--- Opdracht ---
Geef een vervolg op het tekstfragment over het WRR-rapport Allochtonenbeleid uit 1989, aansluitend op de laatste zin.

In 1989 brengt de Wetenschappelijke Raad voor het Regeringsbeleid (een onafhankelijk adviesorgaan voor het regeringsbeleid) een rapport uit getiteld Allochtonenbeleid. Het belangrijkste advies luidt als volgt: ‘Het huidige minderhedenbeleid moet worden vervangen door een allochtonenbeleid dat erop is gericht de betrokken bevolkingsgroepen zelfstandig te maken en minder afhankelijk van overheidsvoorzieningen. Deelname aan arbeid is hiervoor een belangrijke voorwaarde, maar dit vraagt wel om investeringen in onderwijs, scholing en arbeid. Vooral omdat het aantal allochtonen in Nederland zal blijven toenemen.’ (zie hier voor het advies)

--- Overzicht ---
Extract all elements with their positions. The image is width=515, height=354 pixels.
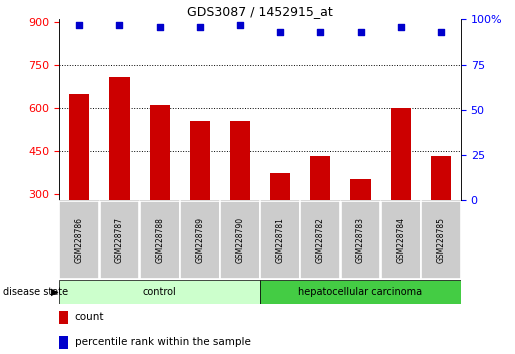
Point	[437, 29, 445, 35]
Text: percentile rank within the sample: percentile rank within the sample	[75, 337, 251, 347]
Bar	[59, 311, 67, 324]
Text: GSM228786: GSM228786	[75, 217, 84, 263]
FancyBboxPatch shape	[59, 201, 99, 279]
Text: GSM228785: GSM228785	[436, 217, 445, 263]
Point	[356, 29, 365, 35]
FancyBboxPatch shape	[340, 201, 381, 279]
FancyBboxPatch shape	[300, 201, 340, 279]
Text: ▶: ▶	[50, 287, 58, 297]
Point	[156, 24, 164, 29]
FancyBboxPatch shape	[260, 280, 461, 304]
Point	[115, 22, 124, 28]
Point	[196, 24, 204, 29]
Bar	[350, 178, 370, 200]
Text: GSM228784: GSM228784	[396, 217, 405, 263]
Bar	[270, 173, 290, 200]
Bar	[59, 336, 67, 349]
Text: GSM228788: GSM228788	[155, 217, 164, 263]
Text: GSM228782: GSM228782	[316, 217, 325, 263]
Bar	[69, 94, 89, 200]
FancyBboxPatch shape	[220, 201, 260, 279]
Bar	[310, 156, 330, 200]
FancyBboxPatch shape	[99, 201, 140, 279]
FancyBboxPatch shape	[59, 280, 260, 304]
Point	[236, 22, 244, 28]
Bar	[390, 108, 410, 200]
Point	[75, 22, 83, 28]
FancyBboxPatch shape	[421, 201, 461, 279]
FancyBboxPatch shape	[381, 201, 421, 279]
Point	[397, 24, 405, 29]
Bar	[109, 77, 129, 200]
Text: GSM228789: GSM228789	[195, 217, 204, 263]
Point	[276, 29, 284, 35]
FancyBboxPatch shape	[180, 201, 220, 279]
Text: GSM228787: GSM228787	[115, 217, 124, 263]
FancyBboxPatch shape	[260, 201, 300, 279]
FancyBboxPatch shape	[140, 201, 180, 279]
Text: disease state: disease state	[3, 287, 67, 297]
Bar	[230, 121, 250, 200]
Point	[316, 29, 324, 35]
Bar	[149, 105, 169, 200]
Text: hepatocellular carcinoma: hepatocellular carcinoma	[298, 287, 423, 297]
Text: GSM228781: GSM228781	[276, 217, 285, 263]
Bar	[190, 121, 210, 200]
Title: GDS3087 / 1452915_at: GDS3087 / 1452915_at	[187, 5, 333, 18]
Text: GSM228790: GSM228790	[235, 217, 245, 263]
Text: control: control	[143, 287, 177, 297]
Text: GSM228783: GSM228783	[356, 217, 365, 263]
Text: count: count	[75, 312, 104, 322]
Bar	[431, 156, 451, 200]
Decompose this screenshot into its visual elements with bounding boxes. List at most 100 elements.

--- Resultaat ---
In 1991 wordt Aboutaleb woordvoerder op het ministerie van Welzijn, Volksgezondheid  en Cultuur, in 1994 hoofd voorlichting van de Sociaal-Economische Raad en in 1996 manager communicatie bij het Centraal Bureau voor de Statistiek. In 1997 wordt Forum opgericht, een onafhankelijk kennisinstituut op het terrein van multiculturele vraagstukken dat gesubsidieerd wordt door de overheid. Forum moet in de plaats komen van de vele migrantenorganisaties die alleen opkomen voor de belangen van hun eigen achterban. In 1998 wordt Aboutaleb gevraagd om een van de twee directeuren te worden. Zijn mededirecteur moet intern orde op zaken gaan stellen. Aboutaleb moet het gezicht naar buiten worden. Forum wordt onder zijn leiding een gezaghebbend instituut.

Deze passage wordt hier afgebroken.